* Begin *

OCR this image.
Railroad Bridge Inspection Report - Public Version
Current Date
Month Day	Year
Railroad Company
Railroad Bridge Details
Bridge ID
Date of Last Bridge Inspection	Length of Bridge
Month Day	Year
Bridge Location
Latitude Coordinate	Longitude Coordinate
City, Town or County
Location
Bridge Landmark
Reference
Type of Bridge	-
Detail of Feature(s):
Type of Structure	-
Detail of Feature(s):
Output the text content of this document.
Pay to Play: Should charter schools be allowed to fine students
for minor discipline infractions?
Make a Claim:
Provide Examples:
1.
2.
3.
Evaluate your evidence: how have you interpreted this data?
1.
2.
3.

* End *

- **DIRECTIONS FOR THIS TASK**:
Repeat the data above exactly.

- **SOLUTION FOR THIS EXERCISE**:
OCR this image.
Railroad Bridge Inspection Report - Public Version
Current Date
Month Day	Year
Railroad Company
Railroad Bridge Details
Bridge ID
Date of Last Bridge Inspection	Length of Bridge
Month Day	Year
Bridge Location
Latitude Coordinate	Longitude Coordinate
City, Town or County
Location
Bridge Landmark
Reference
Type of Bridge	-
Detail of Feature(s):
Type of Structure	-
Detail of Feature(s):
Output the text content of this document.
Pay to Play: Should charter schools be allowed to fine students
for minor discipline infractions?
Make a Claim:
Provide Examples:
1.
2.
3.
Evaluate your evidence: how have you interpreted this data?
1.
2.
3.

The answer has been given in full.